> _Dataset extract_
=======
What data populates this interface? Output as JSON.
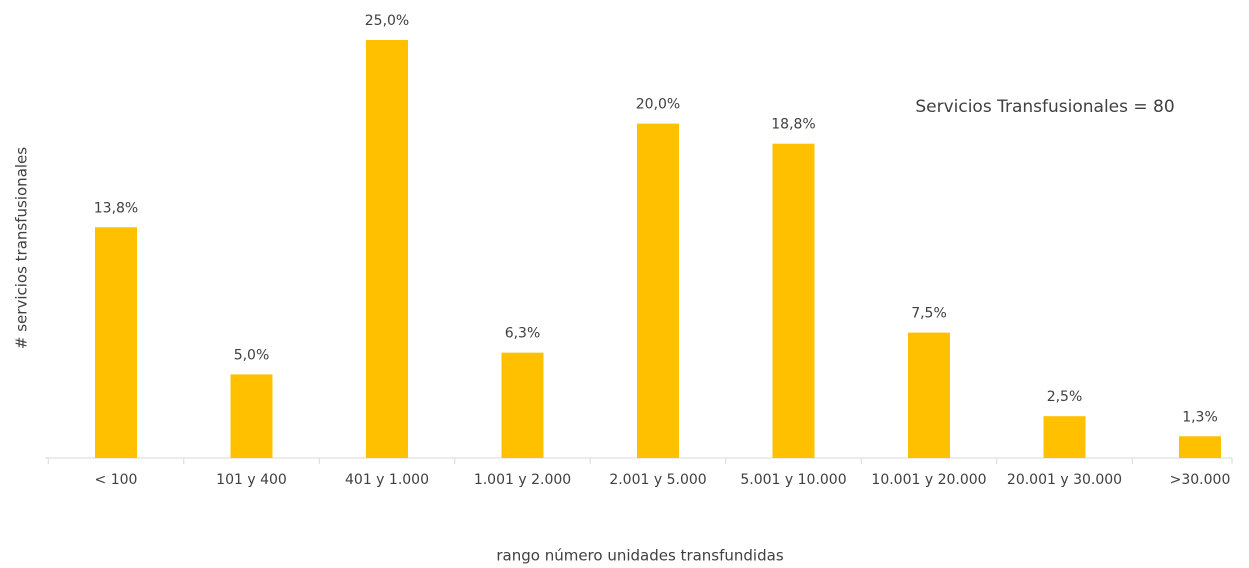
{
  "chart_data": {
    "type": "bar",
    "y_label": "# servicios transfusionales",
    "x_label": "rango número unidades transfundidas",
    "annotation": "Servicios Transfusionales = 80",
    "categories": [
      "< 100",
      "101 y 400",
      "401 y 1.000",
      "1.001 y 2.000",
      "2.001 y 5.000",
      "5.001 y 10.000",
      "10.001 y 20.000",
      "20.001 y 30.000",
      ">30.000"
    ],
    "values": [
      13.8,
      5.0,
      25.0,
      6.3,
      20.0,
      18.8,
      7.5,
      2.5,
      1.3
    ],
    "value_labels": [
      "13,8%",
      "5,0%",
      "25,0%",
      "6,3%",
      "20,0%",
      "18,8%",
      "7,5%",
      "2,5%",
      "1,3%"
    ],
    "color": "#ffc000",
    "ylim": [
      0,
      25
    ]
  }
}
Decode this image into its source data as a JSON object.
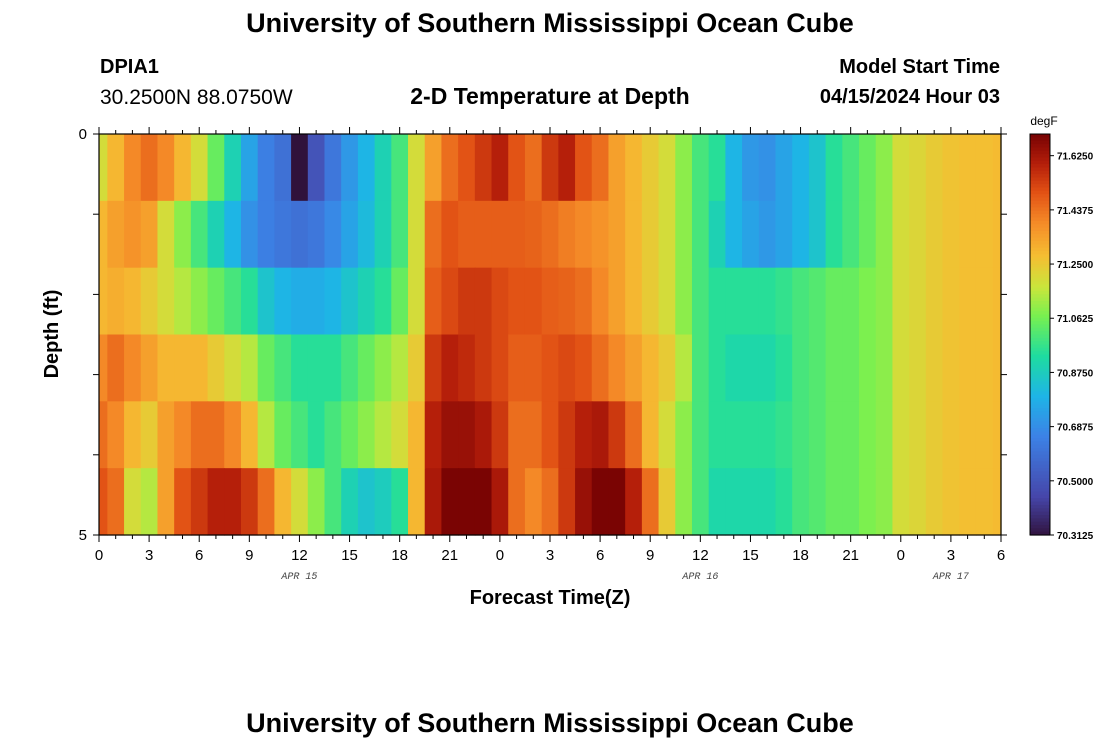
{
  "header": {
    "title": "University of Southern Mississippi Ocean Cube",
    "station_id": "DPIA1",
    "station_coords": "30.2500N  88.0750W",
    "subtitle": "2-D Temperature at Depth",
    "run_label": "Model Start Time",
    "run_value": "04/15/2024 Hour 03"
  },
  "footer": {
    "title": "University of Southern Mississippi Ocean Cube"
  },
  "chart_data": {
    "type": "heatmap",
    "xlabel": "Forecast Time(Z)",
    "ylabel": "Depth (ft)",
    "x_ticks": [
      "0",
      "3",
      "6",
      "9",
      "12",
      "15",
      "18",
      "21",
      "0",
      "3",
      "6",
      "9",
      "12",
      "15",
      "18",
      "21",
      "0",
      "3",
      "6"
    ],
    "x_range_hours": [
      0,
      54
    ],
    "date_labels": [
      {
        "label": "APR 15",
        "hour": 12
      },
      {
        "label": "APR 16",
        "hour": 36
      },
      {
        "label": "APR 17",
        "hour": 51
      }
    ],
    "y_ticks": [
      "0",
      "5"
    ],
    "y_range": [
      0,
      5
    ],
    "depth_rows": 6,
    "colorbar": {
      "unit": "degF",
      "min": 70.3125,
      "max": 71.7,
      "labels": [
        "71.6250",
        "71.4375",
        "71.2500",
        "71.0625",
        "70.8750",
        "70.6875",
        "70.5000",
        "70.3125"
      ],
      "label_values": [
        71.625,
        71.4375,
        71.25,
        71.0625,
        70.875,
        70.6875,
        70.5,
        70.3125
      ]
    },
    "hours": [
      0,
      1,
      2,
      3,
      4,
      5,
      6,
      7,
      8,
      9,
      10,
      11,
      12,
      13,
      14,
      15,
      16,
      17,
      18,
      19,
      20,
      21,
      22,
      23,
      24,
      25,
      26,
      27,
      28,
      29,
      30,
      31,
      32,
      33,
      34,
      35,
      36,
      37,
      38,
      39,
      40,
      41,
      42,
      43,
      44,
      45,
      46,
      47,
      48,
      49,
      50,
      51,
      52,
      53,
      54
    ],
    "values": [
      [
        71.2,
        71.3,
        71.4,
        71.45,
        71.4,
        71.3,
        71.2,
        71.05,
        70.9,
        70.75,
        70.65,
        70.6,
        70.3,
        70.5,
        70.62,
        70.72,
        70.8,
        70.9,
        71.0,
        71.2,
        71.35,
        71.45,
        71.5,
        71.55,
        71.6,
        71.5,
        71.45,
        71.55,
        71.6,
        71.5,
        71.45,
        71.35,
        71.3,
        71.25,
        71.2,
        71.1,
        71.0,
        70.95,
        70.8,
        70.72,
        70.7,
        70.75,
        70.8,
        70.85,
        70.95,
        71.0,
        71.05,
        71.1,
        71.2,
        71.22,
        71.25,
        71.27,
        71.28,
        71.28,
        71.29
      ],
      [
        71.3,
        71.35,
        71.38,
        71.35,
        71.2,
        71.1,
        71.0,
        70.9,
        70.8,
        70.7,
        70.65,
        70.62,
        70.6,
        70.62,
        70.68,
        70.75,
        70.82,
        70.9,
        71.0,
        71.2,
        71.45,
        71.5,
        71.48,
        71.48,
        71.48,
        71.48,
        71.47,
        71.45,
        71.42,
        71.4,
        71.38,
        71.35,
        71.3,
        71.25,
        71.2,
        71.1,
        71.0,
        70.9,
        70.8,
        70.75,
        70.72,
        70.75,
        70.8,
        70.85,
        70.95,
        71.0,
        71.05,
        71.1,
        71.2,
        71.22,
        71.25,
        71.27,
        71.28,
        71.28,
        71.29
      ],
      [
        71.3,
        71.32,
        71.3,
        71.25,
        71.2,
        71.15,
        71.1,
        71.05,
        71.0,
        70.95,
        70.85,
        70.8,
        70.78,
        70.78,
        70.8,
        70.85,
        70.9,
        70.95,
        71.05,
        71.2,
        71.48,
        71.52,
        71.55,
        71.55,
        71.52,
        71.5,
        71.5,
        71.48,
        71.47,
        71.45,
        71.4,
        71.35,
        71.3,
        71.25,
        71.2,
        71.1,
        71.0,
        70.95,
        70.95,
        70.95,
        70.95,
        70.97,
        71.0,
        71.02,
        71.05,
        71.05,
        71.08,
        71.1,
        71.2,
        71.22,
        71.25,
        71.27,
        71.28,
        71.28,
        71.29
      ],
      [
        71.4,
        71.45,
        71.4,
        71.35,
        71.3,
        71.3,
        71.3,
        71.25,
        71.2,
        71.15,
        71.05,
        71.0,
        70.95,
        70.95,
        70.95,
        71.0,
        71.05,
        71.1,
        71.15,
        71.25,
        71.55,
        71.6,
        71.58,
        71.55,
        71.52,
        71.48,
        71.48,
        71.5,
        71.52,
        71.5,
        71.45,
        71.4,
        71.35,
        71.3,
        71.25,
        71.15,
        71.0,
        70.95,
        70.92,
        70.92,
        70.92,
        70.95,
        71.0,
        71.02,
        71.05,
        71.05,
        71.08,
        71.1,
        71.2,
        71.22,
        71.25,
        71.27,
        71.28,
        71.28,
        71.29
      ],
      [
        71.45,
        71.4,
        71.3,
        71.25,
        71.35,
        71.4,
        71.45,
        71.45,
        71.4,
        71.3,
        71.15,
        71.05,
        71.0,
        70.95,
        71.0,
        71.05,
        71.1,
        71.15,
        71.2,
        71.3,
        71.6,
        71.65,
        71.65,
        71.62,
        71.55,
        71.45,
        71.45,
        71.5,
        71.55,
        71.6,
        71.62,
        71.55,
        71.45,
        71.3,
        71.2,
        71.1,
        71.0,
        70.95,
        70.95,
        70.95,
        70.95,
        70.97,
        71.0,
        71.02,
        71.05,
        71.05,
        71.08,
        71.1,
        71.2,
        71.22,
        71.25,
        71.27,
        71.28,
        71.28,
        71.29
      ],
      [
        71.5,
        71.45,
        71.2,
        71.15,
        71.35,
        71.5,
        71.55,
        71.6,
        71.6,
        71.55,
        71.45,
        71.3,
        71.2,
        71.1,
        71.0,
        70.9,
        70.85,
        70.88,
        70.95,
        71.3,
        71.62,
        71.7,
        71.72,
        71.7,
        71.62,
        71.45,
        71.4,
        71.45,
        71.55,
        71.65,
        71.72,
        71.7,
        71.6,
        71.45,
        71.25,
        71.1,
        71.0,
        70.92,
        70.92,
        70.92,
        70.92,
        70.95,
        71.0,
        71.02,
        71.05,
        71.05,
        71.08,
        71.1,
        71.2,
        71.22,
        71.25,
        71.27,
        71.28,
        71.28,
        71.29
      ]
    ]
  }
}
=======
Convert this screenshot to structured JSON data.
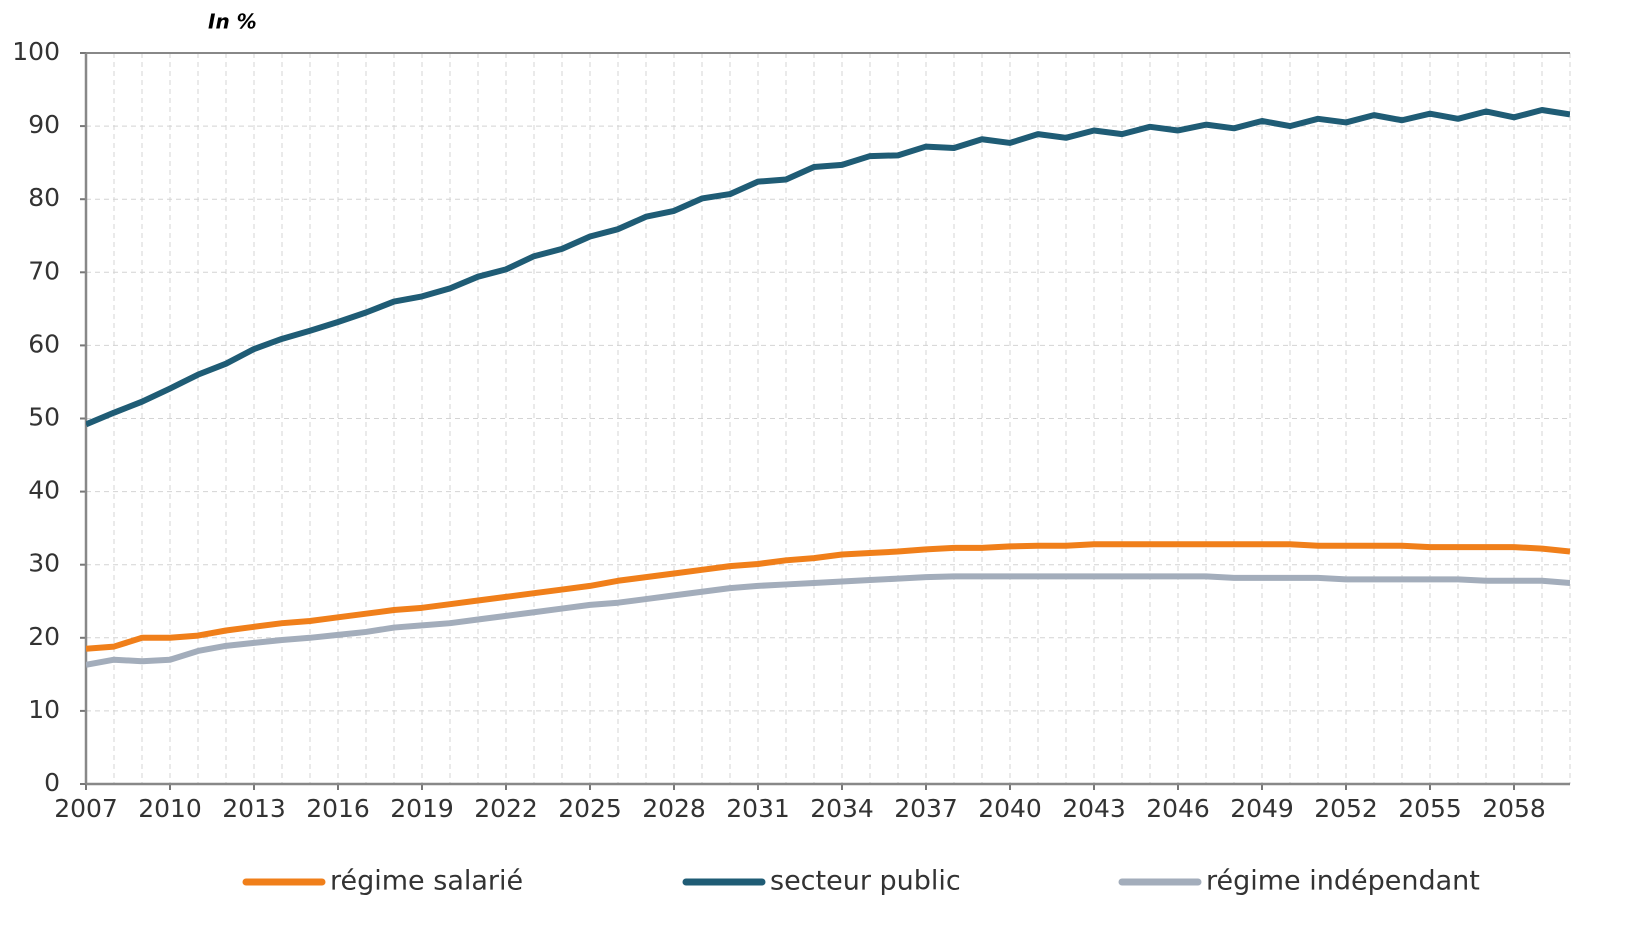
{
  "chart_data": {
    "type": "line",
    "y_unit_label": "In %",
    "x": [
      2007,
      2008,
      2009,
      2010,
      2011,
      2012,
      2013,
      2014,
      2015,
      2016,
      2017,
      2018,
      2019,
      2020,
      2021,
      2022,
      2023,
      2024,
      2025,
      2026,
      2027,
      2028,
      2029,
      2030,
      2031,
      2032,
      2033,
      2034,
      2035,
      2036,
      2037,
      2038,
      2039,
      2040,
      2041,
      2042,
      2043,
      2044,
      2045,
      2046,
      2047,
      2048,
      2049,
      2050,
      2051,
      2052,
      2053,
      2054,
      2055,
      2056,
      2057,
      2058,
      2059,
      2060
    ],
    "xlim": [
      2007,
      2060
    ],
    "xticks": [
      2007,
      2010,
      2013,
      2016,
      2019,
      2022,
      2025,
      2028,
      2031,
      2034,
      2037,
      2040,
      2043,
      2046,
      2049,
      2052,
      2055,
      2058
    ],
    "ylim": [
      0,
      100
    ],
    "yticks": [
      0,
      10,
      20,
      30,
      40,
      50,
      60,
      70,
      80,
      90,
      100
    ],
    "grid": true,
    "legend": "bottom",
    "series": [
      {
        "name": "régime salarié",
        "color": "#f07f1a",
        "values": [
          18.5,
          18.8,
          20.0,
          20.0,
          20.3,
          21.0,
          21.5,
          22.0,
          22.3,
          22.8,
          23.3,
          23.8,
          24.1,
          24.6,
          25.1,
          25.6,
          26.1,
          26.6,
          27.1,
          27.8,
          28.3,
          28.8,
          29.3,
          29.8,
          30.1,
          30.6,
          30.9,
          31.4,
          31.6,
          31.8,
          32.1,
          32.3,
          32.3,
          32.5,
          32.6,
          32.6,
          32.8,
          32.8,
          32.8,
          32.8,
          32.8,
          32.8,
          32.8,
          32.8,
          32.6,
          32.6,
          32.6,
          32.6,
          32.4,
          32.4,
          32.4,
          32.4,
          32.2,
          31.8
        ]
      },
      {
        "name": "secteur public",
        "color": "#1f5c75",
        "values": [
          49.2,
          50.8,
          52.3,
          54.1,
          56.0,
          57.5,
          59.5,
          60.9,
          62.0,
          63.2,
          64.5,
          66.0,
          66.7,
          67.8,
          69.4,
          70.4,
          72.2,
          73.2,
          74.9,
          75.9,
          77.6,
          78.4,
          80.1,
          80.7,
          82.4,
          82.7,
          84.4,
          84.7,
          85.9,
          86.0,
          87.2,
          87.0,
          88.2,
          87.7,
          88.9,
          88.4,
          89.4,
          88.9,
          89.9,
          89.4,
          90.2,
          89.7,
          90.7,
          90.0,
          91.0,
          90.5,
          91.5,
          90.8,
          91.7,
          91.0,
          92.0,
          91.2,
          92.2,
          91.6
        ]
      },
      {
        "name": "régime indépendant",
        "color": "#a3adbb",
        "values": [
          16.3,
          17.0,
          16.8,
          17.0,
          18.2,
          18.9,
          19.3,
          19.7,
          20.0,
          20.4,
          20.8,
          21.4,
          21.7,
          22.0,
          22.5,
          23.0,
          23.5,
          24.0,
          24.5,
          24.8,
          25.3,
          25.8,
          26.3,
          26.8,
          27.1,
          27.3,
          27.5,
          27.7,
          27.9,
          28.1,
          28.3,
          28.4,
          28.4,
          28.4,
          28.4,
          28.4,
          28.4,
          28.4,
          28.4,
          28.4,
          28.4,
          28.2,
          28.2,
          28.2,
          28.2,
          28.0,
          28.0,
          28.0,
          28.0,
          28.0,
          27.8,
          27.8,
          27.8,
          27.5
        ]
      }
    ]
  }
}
=======
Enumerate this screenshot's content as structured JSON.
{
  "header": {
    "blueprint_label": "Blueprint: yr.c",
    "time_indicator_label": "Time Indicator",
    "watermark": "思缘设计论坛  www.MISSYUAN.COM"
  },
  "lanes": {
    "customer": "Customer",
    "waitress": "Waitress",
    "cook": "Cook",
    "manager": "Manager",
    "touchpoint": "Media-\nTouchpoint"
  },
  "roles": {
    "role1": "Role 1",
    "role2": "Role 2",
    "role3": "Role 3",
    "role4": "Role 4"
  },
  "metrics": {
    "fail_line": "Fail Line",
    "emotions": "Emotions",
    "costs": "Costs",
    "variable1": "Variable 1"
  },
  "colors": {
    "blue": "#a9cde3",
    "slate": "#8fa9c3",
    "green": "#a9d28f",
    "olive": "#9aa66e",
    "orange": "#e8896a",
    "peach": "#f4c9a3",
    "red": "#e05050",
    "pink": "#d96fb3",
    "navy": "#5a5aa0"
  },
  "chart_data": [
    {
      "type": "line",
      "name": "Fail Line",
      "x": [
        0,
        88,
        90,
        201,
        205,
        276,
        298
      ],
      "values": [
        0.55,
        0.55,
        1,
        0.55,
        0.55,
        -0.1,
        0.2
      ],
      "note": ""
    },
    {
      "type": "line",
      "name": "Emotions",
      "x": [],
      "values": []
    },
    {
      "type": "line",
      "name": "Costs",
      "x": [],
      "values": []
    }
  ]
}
=======
Locate the word "this" in the entries, and copy every line where it is found.

What data populates this interface? Output as JSON.
Decode this image into its source data as a JSON object.
Convert this screenshot to structured JSON data.
Enumerate this screenshot's content as structured JSON.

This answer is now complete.